GOAL OF THE EXERCISE>
Report each line of the data that includes the word "ylabel".

PROVIDED RECORDS>
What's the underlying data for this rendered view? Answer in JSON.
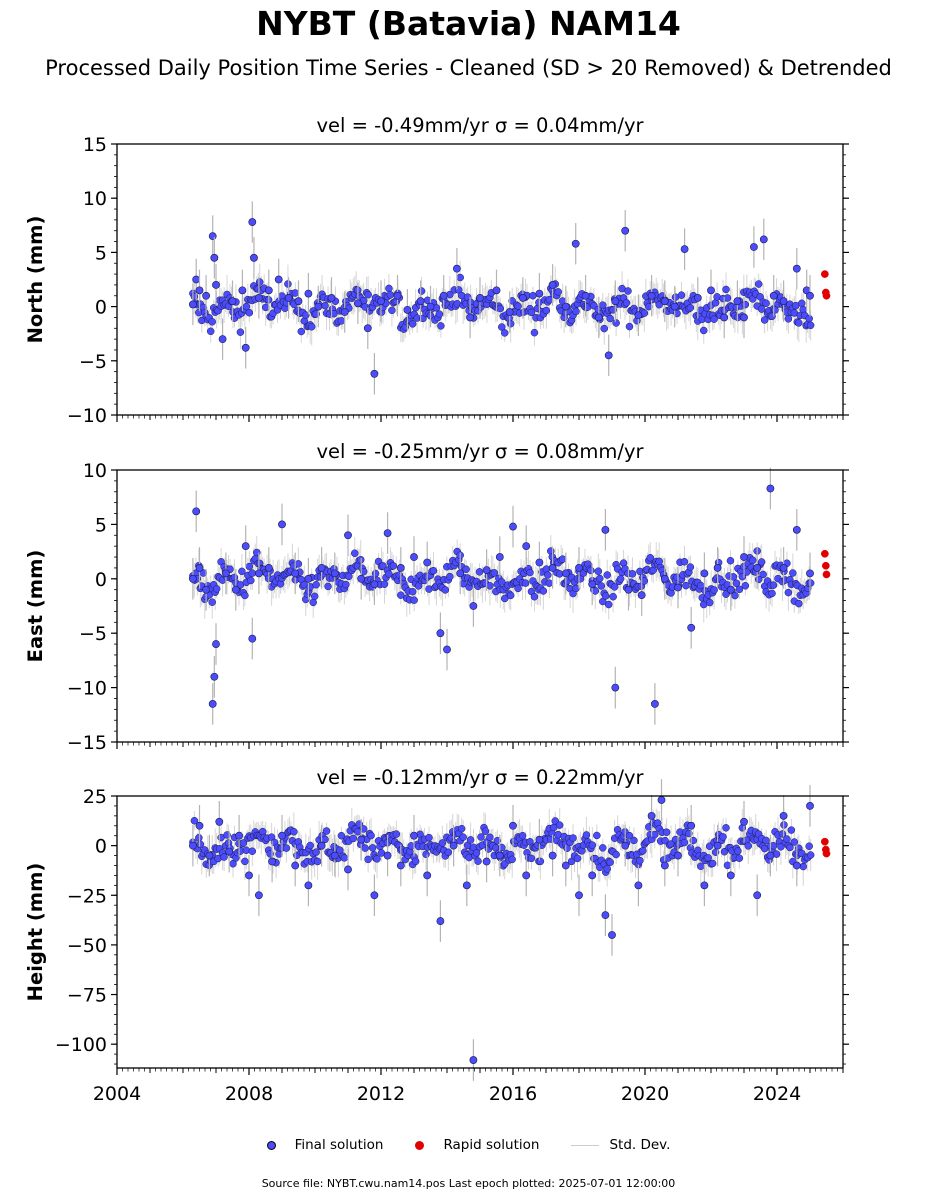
{
  "title": "NYBT (Batavia) NAM14",
  "subtitle": "Processed Daily Position Time Series - Cleaned (SD > 20 Removed) & Detrended",
  "legend": {
    "final": "Final solution",
    "rapid": "Rapid solution",
    "std": "Std. Dev."
  },
  "footer": "Source file: NYBT.cwu.nam14.pos  Last epoch plotted: 2025-07-01 12:00:00",
  "colors": {
    "final": "#4c4cff",
    "rapid": "#e00000",
    "std": "#b4b4b4"
  },
  "chart_data": [
    {
      "type": "scatter",
      "title": "vel = -0.49mm/yr   σ = 0.04mm/yr",
      "ylabel": "North (mm)",
      "ylim": [
        -10,
        15
      ],
      "yticks": [
        -10,
        -5,
        0,
        5,
        10,
        15
      ],
      "ytick_labels": [
        "−10",
        "−5",
        "0",
        "5",
        "10",
        "15"
      ],
      "xlim": [
        2004,
        2026
      ],
      "xticks": [
        2004,
        2008,
        2012,
        2016,
        2020,
        2024
      ],
      "xtick_labels": [],
      "final_series": {
        "name": "Final solution",
        "x": [
          2006.3,
          2006.4,
          2006.5,
          2006.7,
          2006.9,
          2006.95,
          2007.0,
          2007.2,
          2007.5,
          2007.8,
          2007.9,
          2008.1,
          2008.15,
          2008.3,
          2008.6,
          2008.9,
          2009.2,
          2009.5,
          2009.8,
          2010.1,
          2010.5,
          2010.9,
          2011.3,
          2011.6,
          2011.8,
          2012.0,
          2012.5,
          2012.8,
          2013.2,
          2013.5,
          2013.9,
          2014.3,
          2014.7,
          2015.0,
          2015.5,
          2015.9,
          2016.3,
          2016.8,
          2017.2,
          2017.6,
          2017.9,
          2018.2,
          2018.6,
          2018.9,
          2019.1,
          2019.4,
          2019.8,
          2020.2,
          2020.6,
          2020.9,
          2021.2,
          2021.6,
          2022.0,
          2022.4,
          2022.8,
          2023.0,
          2023.3,
          2023.6,
          2023.9,
          2024.2,
          2024.6,
          2024.9,
          2025.0
        ],
        "y": [
          0.2,
          2.5,
          1.5,
          1.0,
          6.5,
          4.5,
          2.0,
          -3.0,
          0.5,
          1.5,
          -3.8,
          7.8,
          4.5,
          0.8,
          1.5,
          2.5,
          0.8,
          0.5,
          1.2,
          0.0,
          0.8,
          -0.5,
          0.3,
          -2.0,
          -6.2,
          0.5,
          1.0,
          -0.3,
          0.5,
          0.0,
          1.0,
          3.5,
          -1.0,
          0.8,
          1.5,
          -0.5,
          0.8,
          1.2,
          2.0,
          0.0,
          5.8,
          1.0,
          -1.0,
          -4.5,
          0.5,
          7.0,
          -0.8,
          1.0,
          0.5,
          0.0,
          5.3,
          0.8,
          1.5,
          -1.0,
          0.5,
          -1.0,
          5.5,
          6.2,
          1.0,
          0.5,
          3.5,
          1.5,
          1.0
        ]
      },
      "rapid_series": {
        "name": "Rapid solution",
        "x": [
          2025.45,
          2025.48,
          2025.5
        ],
        "y": [
          3.0,
          1.3,
          1.0
        ]
      }
    },
    {
      "type": "scatter",
      "title": "vel = -0.25mm/yr   σ = 0.08mm/yr",
      "ylabel": "East (mm)",
      "ylim": [
        -15,
        10
      ],
      "yticks": [
        -15,
        -10,
        -5,
        0,
        5,
        10
      ],
      "ytick_labels": [
        "−15",
        "−10",
        "−5",
        "0",
        "5",
        "10"
      ],
      "xlim": [
        2004,
        2026
      ],
      "xticks": [
        2004,
        2008,
        2012,
        2016,
        2020,
        2024
      ],
      "xtick_labels": [],
      "final_series": {
        "name": "Final solution",
        "x": [
          2006.3,
          2006.4,
          2006.5,
          2006.7,
          2006.9,
          2006.95,
          2007.0,
          2007.3,
          2007.6,
          2007.9,
          2008.1,
          2008.3,
          2008.6,
          2009.0,
          2009.4,
          2009.8,
          2010.2,
          2010.6,
          2011.0,
          2011.4,
          2011.8,
          2012.2,
          2012.6,
          2013.0,
          2013.4,
          2013.8,
          2014.0,
          2014.4,
          2014.8,
          2015.2,
          2015.6,
          2016.0,
          2016.4,
          2016.8,
          2017.2,
          2017.6,
          2018.0,
          2018.4,
          2018.8,
          2019.1,
          2019.5,
          2019.9,
          2020.3,
          2020.6,
          2021.0,
          2021.4,
          2021.8,
          2022.2,
          2022.6,
          2023.0,
          2023.4,
          2023.8,
          2024.2,
          2024.6,
          2025.0
        ],
        "y": [
          0.0,
          6.2,
          1.0,
          -1.0,
          -11.5,
          -9.0,
          -6.0,
          0.5,
          -1.0,
          3.0,
          -5.5,
          0.5,
          1.0,
          5.0,
          0.5,
          0.0,
          1.0,
          0.5,
          4.0,
          0.0,
          -0.5,
          4.2,
          1.0,
          2.0,
          1.5,
          -5.0,
          -6.5,
          0.5,
          -2.5,
          0.8,
          2.0,
          4.8,
          3.0,
          1.5,
          1.0,
          0.5,
          1.0,
          -0.5,
          4.5,
          -10.0,
          -1.0,
          -1.5,
          -11.5,
          0.0,
          -0.8,
          -4.5,
          0.5,
          1.0,
          -1.0,
          2.0,
          1.0,
          8.3,
          1.0,
          4.5,
          0.5
        ]
      },
      "rapid_series": {
        "name": "Rapid solution",
        "x": [
          2025.45,
          2025.48,
          2025.5
        ],
        "y": [
          2.3,
          1.2,
          0.4
        ]
      }
    },
    {
      "type": "scatter",
      "title": "vel = -0.12mm/yr   σ = 0.22mm/yr",
      "ylabel": "Height (mm)",
      "ylim": [
        -112,
        25
      ],
      "yticks": [
        -100,
        -75,
        -50,
        -25,
        0,
        25
      ],
      "ytick_labels": [
        "−100",
        "−75",
        "−50",
        "−25",
        "0",
        "25"
      ],
      "xlim": [
        2004,
        2026
      ],
      "xticks": [
        2004,
        2008,
        2012,
        2016,
        2020,
        2024
      ],
      "xtick_labels": [
        "2004",
        "2008",
        "2012",
        "2016",
        "2020",
        "2024"
      ],
      "final_series": {
        "name": "Final solution",
        "x": [
          2006.3,
          2006.5,
          2006.8,
          2007.1,
          2007.4,
          2007.7,
          2008.0,
          2008.3,
          2008.7,
          2009.0,
          2009.4,
          2009.8,
          2010.2,
          2010.6,
          2011.0,
          2011.4,
          2011.8,
          2012.2,
          2012.6,
          2013.0,
          2013.4,
          2013.8,
          2014.2,
          2014.6,
          2014.8,
          2015.2,
          2015.6,
          2016.0,
          2016.4,
          2016.8,
          2017.2,
          2017.6,
          2018.0,
          2018.4,
          2018.8,
          2019.0,
          2019.4,
          2019.8,
          2020.2,
          2020.5,
          2020.6,
          2021.0,
          2021.4,
          2021.8,
          2022.2,
          2022.6,
          2023.0,
          2023.4,
          2023.8,
          2024.2,
          2024.6,
          2025.0
        ],
        "y": [
          0,
          10,
          -5,
          12,
          -3,
          5,
          -15,
          -25,
          -8,
          5,
          -10,
          -20,
          0,
          -5,
          -12,
          3,
          -25,
          -5,
          -10,
          5,
          -15,
          -38,
          0,
          -20,
          -108,
          -8,
          -5,
          10,
          -15,
          3,
          -5,
          -10,
          -25,
          -15,
          -35,
          -45,
          0,
          -20,
          15,
          23,
          -10,
          -5,
          10,
          -20,
          0,
          -15,
          12,
          -25,
          -5,
          15,
          -10,
          20
        ]
      },
      "rapid_series": {
        "name": "Rapid solution",
        "x": [
          2025.45,
          2025.48,
          2025.5
        ],
        "y": [
          2,
          -2,
          -4
        ]
      }
    }
  ]
}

OUTPUT BELOW>
      "ylabel": "North (mm)",
      "ylabel": "East (mm)",
      "ylabel": "Height (mm)",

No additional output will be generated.